(Box annotation data)
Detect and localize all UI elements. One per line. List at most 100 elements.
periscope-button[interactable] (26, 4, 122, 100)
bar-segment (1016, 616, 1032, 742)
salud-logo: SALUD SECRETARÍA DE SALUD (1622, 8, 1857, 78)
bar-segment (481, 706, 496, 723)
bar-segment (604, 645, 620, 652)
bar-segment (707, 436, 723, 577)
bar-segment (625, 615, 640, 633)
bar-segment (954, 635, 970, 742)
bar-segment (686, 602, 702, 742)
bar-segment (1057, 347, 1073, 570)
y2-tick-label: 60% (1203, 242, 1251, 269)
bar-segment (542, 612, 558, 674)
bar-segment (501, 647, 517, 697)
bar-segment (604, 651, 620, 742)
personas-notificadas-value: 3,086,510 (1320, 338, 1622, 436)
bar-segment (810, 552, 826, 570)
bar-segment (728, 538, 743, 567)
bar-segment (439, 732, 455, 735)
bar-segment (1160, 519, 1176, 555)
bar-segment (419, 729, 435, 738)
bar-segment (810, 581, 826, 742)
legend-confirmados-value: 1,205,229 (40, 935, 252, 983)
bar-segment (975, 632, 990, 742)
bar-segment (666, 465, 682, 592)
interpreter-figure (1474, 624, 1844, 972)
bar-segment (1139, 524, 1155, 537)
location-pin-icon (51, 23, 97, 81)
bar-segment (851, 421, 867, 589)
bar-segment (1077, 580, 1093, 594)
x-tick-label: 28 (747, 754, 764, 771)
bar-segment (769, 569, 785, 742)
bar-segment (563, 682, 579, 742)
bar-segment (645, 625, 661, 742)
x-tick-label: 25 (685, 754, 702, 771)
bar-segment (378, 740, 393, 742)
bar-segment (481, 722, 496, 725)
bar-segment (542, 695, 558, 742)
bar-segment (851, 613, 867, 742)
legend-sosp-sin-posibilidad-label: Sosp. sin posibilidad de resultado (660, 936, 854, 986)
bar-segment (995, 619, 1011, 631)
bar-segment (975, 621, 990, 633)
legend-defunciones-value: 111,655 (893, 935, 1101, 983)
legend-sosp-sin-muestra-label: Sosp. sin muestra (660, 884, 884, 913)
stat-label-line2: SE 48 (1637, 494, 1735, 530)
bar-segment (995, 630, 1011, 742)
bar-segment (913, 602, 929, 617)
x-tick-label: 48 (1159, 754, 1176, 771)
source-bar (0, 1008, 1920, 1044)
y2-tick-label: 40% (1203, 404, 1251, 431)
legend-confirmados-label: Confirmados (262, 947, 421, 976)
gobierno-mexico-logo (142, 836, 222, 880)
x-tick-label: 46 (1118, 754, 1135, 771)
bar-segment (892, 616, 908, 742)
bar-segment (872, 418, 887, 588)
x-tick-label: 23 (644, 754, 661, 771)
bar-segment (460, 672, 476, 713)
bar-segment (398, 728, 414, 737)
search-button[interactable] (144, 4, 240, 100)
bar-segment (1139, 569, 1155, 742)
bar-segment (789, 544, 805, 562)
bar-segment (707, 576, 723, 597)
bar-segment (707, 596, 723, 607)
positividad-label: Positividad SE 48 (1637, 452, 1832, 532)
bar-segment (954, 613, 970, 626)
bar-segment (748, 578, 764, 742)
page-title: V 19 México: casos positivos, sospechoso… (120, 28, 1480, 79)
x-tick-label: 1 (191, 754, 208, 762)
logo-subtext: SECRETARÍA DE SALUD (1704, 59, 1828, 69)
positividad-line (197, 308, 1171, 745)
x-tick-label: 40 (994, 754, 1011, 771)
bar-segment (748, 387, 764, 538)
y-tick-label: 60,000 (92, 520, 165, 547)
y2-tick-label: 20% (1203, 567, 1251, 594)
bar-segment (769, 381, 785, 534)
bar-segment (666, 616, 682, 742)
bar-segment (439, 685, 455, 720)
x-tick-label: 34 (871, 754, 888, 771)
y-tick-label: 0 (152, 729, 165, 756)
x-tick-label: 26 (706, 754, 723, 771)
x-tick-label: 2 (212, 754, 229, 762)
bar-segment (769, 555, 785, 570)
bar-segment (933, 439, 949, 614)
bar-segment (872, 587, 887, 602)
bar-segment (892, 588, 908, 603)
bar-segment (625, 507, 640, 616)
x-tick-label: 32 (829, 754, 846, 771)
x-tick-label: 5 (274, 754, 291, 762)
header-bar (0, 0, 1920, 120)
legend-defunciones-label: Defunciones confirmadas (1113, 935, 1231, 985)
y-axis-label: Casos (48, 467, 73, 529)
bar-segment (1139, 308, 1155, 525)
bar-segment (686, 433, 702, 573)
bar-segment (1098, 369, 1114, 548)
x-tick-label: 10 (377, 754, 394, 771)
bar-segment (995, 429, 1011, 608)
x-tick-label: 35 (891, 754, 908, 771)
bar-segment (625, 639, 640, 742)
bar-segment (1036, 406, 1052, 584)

■ OBJECTIVE:
Reproduce every line of the material above word for word, keeping the original order.

■ TASK OUTPUT:
Detect and localize all UI elements. One per line. List at most 100 elements.
periscope-button[interactable] (26, 4, 122, 100)
bar-segment (1016, 616, 1032, 742)
salud-logo: SALUD SECRETARÍA DE SALUD (1622, 8, 1857, 78)
bar-segment (481, 706, 496, 723)
bar-segment (604, 645, 620, 652)
bar-segment (707, 436, 723, 577)
bar-segment (625, 615, 640, 633)
bar-segment (954, 635, 970, 742)
bar-segment (686, 602, 702, 742)
bar-segment (1057, 347, 1073, 570)
y2-tick-label: 60% (1203, 242, 1251, 269)
bar-segment (542, 612, 558, 674)
bar-segment (501, 647, 517, 697)
bar-segment (604, 651, 620, 742)
personas-notificadas-value: 3,086,510 (1320, 338, 1622, 436)
bar-segment (810, 552, 826, 570)
bar-segment (728, 538, 743, 567)
bar-segment (439, 732, 455, 735)
bar-segment (1160, 519, 1176, 555)
bar-segment (419, 729, 435, 738)
bar-segment (810, 581, 826, 742)
legend-confirmados-value: 1,205,229 (40, 935, 252, 983)
bar-segment (975, 632, 990, 742)
bar-segment (666, 465, 682, 592)
interpreter-figure (1474, 624, 1844, 972)
bar-segment (1139, 524, 1155, 537)
location-pin-icon (51, 23, 97, 81)
bar-segment (851, 421, 867, 589)
bar-segment (1077, 580, 1093, 594)
x-tick-label: 28 (747, 754, 764, 771)
bar-segment (769, 569, 785, 742)
bar-segment (563, 682, 579, 742)
bar-segment (645, 625, 661, 742)
x-tick-label: 25 (685, 754, 702, 771)
bar-segment (378, 740, 393, 742)
bar-segment (481, 722, 496, 725)
bar-segment (542, 695, 558, 742)
bar-segment (851, 613, 867, 742)
legend-sosp-sin-posibilidad-label: Sosp. sin posibilidad de resultado (660, 936, 854, 986)
bar-segment (995, 619, 1011, 631)
bar-segment (975, 621, 990, 633)
legend-defunciones-value: 111,655 (893, 935, 1101, 983)
legend-sosp-sin-muestra-label: Sosp. sin muestra (660, 884, 884, 913)
stat-label-line2: SE 48 (1637, 494, 1735, 530)
bar-segment (995, 630, 1011, 742)
bar-segment (913, 602, 929, 617)
x-tick-label: 48 (1159, 754, 1176, 771)
source-bar (0, 1008, 1920, 1044)
y2-tick-label: 40% (1203, 404, 1251, 431)
legend-confirmados-label: Confirmados (262, 947, 421, 976)
gobierno-mexico-logo (142, 836, 222, 880)
x-tick-label: 46 (1118, 754, 1135, 771)
bar-segment (892, 616, 908, 742)
bar-segment (872, 418, 887, 588)
x-tick-label: 23 (644, 754, 661, 771)
bar-segment (460, 672, 476, 713)
bar-segment (398, 728, 414, 737)
search-button[interactable] (144, 4, 240, 100)
bar-segment (1139, 569, 1155, 742)
bar-segment (789, 544, 805, 562)
bar-segment (707, 576, 723, 597)
bar-segment (707, 596, 723, 607)
positividad-label: Positividad SE 48 (1637, 452, 1832, 532)
bar-segment (954, 613, 970, 626)
bar-segment (748, 578, 764, 742)
page-title: V 19 México: casos positivos, sospechoso… (120, 28, 1480, 79)
x-tick-label: 1 (191, 754, 208, 762)
logo-subtext: SECRETARÍA DE SALUD (1704, 59, 1828, 69)
positividad-line (197, 308, 1171, 745)
x-tick-label: 40 (994, 754, 1011, 771)
bar-segment (748, 387, 764, 538)
y-tick-label: 60,000 (92, 520, 165, 547)
y2-tick-label: 20% (1203, 567, 1251, 594)
bar-segment (769, 381, 785, 534)
bar-segment (666, 616, 682, 742)
bar-segment (439, 685, 455, 720)
x-tick-label: 34 (871, 754, 888, 771)
y-tick-label: 0 (152, 729, 165, 756)
x-tick-label: 26 (706, 754, 723, 771)
x-tick-label: 2 (212, 754, 229, 762)
bar-segment (769, 555, 785, 570)
bar-segment (933, 439, 949, 614)
bar-segment (872, 587, 887, 602)
bar-segment (892, 588, 908, 603)
bar-segment (625, 507, 640, 616)
x-tick-label: 32 (829, 754, 846, 771)
x-tick-label: 5 (274, 754, 291, 762)
header-bar (0, 0, 1920, 120)
legend-defunciones-label: Defunciones confirmadas (1113, 935, 1231, 985)
y-axis-label: Casos (48, 467, 73, 529)
bar-segment (1139, 308, 1155, 525)
bar-segment (686, 433, 702, 573)
bar-segment (1098, 369, 1114, 548)
x-tick-label: 10 (377, 754, 394, 771)
bar-segment (995, 429, 1011, 608)
x-tick-label: 35 (891, 754, 908, 771)
bar-segment (625, 639, 640, 742)
bar-segment (1036, 406, 1052, 584)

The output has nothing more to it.